━━━━━ ROWS

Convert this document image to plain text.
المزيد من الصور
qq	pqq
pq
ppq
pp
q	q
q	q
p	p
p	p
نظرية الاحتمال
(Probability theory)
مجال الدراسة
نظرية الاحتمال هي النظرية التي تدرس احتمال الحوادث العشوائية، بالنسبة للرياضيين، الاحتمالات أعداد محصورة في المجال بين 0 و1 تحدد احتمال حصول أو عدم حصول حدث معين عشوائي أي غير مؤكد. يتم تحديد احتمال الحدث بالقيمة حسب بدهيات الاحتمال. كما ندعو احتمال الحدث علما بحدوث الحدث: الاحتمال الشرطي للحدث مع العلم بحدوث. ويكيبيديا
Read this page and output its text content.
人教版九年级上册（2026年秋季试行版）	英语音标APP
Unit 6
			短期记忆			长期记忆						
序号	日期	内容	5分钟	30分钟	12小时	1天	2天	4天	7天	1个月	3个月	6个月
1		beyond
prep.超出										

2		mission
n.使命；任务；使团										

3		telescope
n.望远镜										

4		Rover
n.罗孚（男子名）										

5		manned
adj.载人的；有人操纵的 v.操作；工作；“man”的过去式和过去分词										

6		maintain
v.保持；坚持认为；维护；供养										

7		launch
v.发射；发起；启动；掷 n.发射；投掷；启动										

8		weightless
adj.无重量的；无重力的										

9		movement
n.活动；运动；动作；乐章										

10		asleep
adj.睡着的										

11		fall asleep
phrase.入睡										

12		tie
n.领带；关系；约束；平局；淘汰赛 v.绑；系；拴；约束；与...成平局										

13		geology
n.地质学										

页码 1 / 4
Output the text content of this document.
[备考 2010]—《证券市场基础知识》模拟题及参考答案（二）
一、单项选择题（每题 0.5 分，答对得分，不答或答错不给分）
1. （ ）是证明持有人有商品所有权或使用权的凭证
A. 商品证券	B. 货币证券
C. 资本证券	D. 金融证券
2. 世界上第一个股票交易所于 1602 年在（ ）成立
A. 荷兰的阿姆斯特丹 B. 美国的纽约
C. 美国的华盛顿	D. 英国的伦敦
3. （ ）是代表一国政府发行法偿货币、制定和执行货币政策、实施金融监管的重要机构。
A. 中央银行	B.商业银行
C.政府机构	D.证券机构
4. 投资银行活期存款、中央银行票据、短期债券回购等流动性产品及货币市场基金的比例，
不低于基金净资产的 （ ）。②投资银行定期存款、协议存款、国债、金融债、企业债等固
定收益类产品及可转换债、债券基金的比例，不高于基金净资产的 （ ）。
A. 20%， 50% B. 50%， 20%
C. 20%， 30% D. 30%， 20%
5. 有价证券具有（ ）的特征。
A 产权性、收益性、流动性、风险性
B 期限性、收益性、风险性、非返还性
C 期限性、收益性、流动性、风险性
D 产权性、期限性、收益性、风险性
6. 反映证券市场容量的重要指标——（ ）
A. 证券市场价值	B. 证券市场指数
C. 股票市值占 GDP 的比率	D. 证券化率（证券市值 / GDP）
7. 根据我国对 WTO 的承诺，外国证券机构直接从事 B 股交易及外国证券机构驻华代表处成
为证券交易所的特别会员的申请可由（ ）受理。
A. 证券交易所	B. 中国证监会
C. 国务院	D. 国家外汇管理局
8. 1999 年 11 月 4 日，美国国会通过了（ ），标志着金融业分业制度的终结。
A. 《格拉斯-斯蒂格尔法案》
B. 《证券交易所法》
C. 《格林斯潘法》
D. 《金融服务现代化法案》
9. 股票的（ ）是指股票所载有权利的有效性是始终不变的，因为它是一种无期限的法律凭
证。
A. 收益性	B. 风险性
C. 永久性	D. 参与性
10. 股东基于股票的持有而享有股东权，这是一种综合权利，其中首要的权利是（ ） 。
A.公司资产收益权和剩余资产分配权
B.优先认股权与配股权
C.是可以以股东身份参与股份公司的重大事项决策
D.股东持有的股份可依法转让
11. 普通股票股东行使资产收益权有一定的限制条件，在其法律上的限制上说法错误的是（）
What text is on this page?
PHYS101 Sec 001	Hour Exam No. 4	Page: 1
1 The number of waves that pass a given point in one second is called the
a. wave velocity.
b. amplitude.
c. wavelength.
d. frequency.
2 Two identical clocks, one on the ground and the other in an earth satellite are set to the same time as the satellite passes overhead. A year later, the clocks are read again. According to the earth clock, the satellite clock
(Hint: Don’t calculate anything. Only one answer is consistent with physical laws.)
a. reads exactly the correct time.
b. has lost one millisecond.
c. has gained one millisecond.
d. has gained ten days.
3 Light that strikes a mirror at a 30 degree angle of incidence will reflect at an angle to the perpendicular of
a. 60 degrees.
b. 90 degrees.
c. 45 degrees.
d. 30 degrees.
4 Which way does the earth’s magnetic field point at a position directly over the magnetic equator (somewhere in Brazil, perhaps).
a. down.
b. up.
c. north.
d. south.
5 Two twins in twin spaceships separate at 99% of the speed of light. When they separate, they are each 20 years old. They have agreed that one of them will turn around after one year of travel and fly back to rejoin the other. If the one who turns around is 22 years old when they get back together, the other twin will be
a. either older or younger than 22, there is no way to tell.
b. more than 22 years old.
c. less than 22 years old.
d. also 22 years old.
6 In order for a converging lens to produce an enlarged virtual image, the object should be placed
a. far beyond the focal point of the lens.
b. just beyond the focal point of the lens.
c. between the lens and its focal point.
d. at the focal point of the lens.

━━━━━━━━━━

AIM OF THE TASK
Word for word, quote all of the data above.

EXPECTED ANSWER
Convert this document image to plain text.
المزيد من الصور
qq	pqq
pq
ppq
pp
q	q
q	q
p	p
p	p
نظرية الاحتمال
(Probability theory)
مجال الدراسة
نظرية الاحتمال هي النظرية التي تدرس احتمال الحوادث العشوائية، بالنسبة للرياضيين، الاحتمالات أعداد محصورة في المجال بين 0 و1 تحدد احتمال حصول أو عدم حصول حدث معين عشوائي أي غير مؤكد. يتم تحديد احتمال الحدث بالقيمة حسب بدهيات الاحتمال. كما ندعو احتمال الحدث علما بحدوث الحدث: الاحتمال الشرطي للحدث مع العلم بحدوث. ويكيبيديا
Read this page and output its text content.
人教版九年级上册（2026年秋季试行版）	英语音标APP
Unit 6
			短期记忆			长期记忆						
序号	日期	内容	5分钟	30分钟	12小时	1天	2天	4天	7天	1个月	3个月	6个月
1		beyond
prep.超出										

2		mission
n.使命；任务；使团										

3		telescope
n.望远镜										

4		Rover
n.罗孚（男子名）										

5		manned
adj.载人的；有人操纵的 v.操作；工作；“man”的过去式和过去分词										

6		maintain
v.保持；坚持认为；维护；供养										

7		launch
v.发射；发起；启动；掷 n.发射；投掷；启动										

8		weightless
adj.无重量的；无重力的										

9		movement
n.活动；运动；动作；乐章										

10		asleep
adj.睡着的										

11		fall asleep
phrase.入睡										

12		tie
n.领带；关系；约束；平局；淘汰赛 v.绑；系；拴；约束；与...成平局										

13		geology
n.地质学										

页码 1 / 4
Output the text content of this document.
[备考 2010]—《证券市场基础知识》模拟题及参考答案（二）
一、单项选择题（每题 0.5 分，答对得分，不答或答错不给分）
1. （ ）是证明持有人有商品所有权或使用权的凭证
A. 商品证券	B. 货币证券
C. 资本证券	D. 金融证券
2. 世界上第一个股票交易所于 1602 年在（ ）成立
A. 荷兰的阿姆斯特丹 B. 美国的纽约
C. 美国的华盛顿	D. 英国的伦敦
3. （ ）是代表一国政府发行法偿货币、制定和执行货币政策、实施金融监管的重要机构。
A. 中央银行	B.商业银行
C.政府机构	D.证券机构
4. 投资银行活期存款、中央银行票据、短期债券回购等流动性产品及货币市场基金的比例，
不低于基金净资产的 （ ）。②投资银行定期存款、协议存款、国债、金融债、企业债等固
定收益类产品及可转换债、债券基金的比例，不高于基金净资产的 （ ）。
A. 20%， 50% B. 50%， 20%
C. 20%， 30% D. 30%， 20%
5. 有价证券具有（ ）的特征。
A 产权性、收益性、流动性、风险性
B 期限性、收益性、风险性、非返还性
C 期限性、收益性、流动性、风险性
D 产权性、期限性、收益性、风险性
6. 反映证券市场容量的重要指标——（ ）
A. 证券市场价值	B. 证券市场指数
C. 股票市值占 GDP 的比率	D. 证券化率（证券市值 / GDP）
7. 根据我国对 WTO 的承诺，外国证券机构直接从事 B 股交易及外国证券机构驻华代表处成
为证券交易所的特别会员的申请可由（ ）受理。
A. 证券交易所	B. 中国证监会
C. 国务院	D. 国家外汇管理局
8. 1999 年 11 月 4 日，美国国会通过了（ ），标志着金融业分业制度的终结。
A. 《格拉斯-斯蒂格尔法案》
B. 《证券交易所法》
C. 《格林斯潘法》
D. 《金融服务现代化法案》
9. 股票的（ ）是指股票所载有权利的有效性是始终不变的，因为它是一种无期限的法律凭
证。
A. 收益性	B. 风险性
C. 永久性	D. 参与性
10. 股东基于股票的持有而享有股东权，这是一种综合权利，其中首要的权利是（ ） 。
A.公司资产收益权和剩余资产分配权
B.优先认股权与配股权
C.是可以以股东身份参与股份公司的重大事项决策
D.股东持有的股份可依法转让
11. 普通股票股东行使资产收益权有一定的限制条件，在其法律上的限制上说法错误的是（）
What text is on this page?
PHYS101 Sec 001	Hour Exam No. 4	Page: 1
1 The number of waves that pass a given point in one second is called the
a. wave velocity.
b. amplitude.
c. wavelength.
d. frequency.
2 Two identical clocks, one on the ground and the other in an earth satellite are set to the same time as the satellite passes overhead. A year later, the clocks are read again. According to the earth clock, the satellite clock
(Hint: Don’t calculate anything. Only one answer is consistent with physical laws.)
a. reads exactly the correct time.
b. has lost one millisecond.
c. has gained one millisecond.
d. has gained ten days.
3 Light that strikes a mirror at a 30 degree angle of incidence will reflect at an angle to the perpendicular of
a. 60 degrees.
b. 90 degrees.
c. 45 degrees.
d. 30 degrees.
4 Which way does the earth’s magnetic field point at a position directly over the magnetic equator (somewhere in Brazil, perhaps).
a. down.
b. up.
c. north.
d. south.
5 Two twins in twin spaceships separate at 99% of the speed of light. When they separate, they are each 20 years old. They have agreed that one of them will turn around after one year of travel and fly back to rejoin the other. If the one who turns around is 22 years old when they get back together, the other twin will be
a. either older or younger than 22, there is no way to tell.
b. more than 22 years old.
c. less than 22 years old.
d. also 22 years old.
6 In order for a converging lens to produce an enlarged virtual image, the object should be placed
a. far beyond the focal point of the lens.
b. just beyond the focal point of the lens.
c. between the lens and its focal point.
d. at the focal point of the lens.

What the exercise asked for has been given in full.